(Dataset entries)
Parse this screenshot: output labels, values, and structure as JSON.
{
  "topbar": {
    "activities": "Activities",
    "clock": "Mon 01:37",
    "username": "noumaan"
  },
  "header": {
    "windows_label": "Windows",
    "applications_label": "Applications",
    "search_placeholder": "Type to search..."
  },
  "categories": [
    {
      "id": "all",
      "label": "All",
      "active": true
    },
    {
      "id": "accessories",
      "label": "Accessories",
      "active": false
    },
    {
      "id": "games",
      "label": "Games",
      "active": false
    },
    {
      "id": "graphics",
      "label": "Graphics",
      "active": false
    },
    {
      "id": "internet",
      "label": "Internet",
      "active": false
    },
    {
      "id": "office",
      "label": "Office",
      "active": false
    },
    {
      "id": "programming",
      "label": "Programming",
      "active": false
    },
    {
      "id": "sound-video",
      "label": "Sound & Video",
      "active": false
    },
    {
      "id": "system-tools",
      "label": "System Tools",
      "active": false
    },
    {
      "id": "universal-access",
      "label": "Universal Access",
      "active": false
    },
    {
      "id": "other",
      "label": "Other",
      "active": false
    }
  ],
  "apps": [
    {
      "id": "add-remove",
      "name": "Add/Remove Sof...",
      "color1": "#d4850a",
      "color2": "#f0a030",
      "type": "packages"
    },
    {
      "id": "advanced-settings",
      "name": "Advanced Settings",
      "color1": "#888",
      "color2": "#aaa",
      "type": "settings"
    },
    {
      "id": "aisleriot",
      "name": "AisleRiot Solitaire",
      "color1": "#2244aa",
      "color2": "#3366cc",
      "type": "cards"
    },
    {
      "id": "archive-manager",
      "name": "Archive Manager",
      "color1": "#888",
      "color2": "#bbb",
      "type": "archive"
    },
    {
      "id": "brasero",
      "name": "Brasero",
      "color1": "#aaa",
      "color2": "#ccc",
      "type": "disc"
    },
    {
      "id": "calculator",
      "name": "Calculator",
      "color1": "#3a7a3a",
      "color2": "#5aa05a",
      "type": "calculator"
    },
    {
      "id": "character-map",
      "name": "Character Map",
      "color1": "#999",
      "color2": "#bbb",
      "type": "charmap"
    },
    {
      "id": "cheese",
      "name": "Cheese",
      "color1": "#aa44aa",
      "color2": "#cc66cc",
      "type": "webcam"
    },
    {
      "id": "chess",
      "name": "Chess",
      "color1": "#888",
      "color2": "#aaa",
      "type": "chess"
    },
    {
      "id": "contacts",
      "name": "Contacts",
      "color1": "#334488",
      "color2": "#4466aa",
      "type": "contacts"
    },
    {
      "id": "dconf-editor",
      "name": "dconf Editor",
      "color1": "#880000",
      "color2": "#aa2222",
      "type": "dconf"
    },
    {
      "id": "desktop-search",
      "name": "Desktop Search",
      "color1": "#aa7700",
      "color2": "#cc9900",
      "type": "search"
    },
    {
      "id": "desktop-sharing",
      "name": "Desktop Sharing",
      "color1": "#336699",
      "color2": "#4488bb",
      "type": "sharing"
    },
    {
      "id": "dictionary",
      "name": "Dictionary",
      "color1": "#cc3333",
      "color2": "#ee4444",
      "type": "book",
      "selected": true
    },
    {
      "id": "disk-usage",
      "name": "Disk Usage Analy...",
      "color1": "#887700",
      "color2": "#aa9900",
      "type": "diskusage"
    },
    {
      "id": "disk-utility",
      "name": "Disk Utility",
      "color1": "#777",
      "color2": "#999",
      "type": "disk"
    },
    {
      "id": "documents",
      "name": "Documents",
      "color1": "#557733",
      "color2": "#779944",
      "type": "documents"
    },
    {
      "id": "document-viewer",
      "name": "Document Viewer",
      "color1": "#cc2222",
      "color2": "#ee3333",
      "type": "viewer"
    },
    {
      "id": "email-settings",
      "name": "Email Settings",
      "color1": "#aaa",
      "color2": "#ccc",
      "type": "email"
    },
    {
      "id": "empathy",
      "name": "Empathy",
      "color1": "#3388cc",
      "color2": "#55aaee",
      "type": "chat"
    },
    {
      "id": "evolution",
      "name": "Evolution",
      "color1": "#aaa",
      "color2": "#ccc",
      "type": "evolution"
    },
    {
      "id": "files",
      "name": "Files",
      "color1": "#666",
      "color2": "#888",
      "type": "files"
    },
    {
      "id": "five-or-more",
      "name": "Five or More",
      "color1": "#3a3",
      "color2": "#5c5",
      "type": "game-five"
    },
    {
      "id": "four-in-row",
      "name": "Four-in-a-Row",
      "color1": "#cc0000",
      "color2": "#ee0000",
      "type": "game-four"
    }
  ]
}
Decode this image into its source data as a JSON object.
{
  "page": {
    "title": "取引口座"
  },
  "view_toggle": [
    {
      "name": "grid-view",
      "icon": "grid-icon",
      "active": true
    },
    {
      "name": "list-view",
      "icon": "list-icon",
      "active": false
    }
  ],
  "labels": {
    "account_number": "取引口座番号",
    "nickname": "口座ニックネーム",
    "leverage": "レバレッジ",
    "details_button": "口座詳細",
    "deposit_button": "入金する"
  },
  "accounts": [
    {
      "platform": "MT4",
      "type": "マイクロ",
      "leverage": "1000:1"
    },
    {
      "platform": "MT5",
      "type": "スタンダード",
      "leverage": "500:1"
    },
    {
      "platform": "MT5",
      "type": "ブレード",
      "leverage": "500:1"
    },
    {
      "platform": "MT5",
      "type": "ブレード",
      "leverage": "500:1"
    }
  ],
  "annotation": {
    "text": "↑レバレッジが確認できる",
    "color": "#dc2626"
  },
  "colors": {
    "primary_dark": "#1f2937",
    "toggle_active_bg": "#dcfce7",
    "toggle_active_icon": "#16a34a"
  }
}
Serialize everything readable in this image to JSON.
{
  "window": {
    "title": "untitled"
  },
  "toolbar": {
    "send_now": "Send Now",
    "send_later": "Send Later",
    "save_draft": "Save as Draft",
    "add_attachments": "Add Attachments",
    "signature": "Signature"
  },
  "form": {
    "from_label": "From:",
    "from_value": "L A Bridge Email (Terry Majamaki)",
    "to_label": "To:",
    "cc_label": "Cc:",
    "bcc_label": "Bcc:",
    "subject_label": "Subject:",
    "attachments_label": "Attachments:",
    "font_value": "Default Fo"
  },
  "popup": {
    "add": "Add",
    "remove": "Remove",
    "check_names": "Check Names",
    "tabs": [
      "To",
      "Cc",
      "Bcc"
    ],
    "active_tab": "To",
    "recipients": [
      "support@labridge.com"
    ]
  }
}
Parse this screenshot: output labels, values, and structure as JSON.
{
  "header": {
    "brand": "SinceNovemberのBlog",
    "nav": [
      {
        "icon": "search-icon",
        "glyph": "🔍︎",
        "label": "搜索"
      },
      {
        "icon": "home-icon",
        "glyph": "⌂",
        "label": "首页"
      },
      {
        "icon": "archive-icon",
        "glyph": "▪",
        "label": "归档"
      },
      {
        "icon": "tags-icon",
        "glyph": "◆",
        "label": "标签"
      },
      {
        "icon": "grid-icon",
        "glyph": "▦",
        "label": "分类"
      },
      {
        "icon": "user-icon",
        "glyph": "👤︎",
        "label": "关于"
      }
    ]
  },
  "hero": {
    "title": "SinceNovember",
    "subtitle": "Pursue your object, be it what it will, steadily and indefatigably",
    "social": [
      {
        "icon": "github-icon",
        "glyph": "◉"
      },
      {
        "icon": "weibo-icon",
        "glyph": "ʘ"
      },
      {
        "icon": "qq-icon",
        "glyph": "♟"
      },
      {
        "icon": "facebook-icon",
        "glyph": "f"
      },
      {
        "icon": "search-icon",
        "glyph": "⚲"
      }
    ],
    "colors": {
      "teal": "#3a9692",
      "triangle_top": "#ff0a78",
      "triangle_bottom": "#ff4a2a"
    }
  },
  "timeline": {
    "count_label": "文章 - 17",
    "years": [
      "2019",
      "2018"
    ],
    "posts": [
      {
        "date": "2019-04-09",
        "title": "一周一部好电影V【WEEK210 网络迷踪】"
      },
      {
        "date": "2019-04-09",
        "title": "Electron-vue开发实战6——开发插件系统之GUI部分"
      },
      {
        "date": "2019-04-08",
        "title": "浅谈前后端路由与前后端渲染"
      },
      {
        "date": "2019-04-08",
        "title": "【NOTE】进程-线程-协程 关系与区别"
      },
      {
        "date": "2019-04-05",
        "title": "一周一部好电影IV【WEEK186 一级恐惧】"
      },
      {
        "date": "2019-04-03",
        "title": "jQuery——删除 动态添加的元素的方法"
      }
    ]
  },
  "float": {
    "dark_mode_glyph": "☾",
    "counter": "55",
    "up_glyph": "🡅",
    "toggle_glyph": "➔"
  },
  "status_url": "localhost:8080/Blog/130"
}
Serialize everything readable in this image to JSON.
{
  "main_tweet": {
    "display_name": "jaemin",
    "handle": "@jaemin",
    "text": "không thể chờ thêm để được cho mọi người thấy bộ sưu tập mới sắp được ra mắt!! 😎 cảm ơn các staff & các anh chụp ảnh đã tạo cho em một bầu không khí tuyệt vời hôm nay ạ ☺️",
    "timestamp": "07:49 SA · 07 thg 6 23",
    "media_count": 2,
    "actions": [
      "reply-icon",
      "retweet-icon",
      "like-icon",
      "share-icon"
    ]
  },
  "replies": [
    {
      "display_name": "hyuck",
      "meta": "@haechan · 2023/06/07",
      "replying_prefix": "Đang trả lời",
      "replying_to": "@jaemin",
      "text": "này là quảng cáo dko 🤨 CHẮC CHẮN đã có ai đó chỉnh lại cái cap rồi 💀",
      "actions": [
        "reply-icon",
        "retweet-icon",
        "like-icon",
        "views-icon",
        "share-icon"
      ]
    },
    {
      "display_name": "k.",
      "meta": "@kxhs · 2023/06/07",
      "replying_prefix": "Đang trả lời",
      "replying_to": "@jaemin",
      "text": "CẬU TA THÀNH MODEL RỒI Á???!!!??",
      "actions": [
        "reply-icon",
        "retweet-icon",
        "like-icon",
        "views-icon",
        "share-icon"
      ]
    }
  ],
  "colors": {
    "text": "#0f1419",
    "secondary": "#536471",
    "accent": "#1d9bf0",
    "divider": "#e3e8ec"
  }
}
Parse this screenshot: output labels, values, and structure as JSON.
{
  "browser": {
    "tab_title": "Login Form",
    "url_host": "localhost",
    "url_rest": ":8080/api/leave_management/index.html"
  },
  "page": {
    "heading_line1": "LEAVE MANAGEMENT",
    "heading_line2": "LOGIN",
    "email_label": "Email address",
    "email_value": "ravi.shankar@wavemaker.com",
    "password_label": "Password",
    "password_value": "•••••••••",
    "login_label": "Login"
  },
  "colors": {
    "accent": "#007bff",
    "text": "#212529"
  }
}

▶ What to work on
Your answer should be only a number: how many lines of the data above contain the string "dconf"?

▶ Exercise solution
3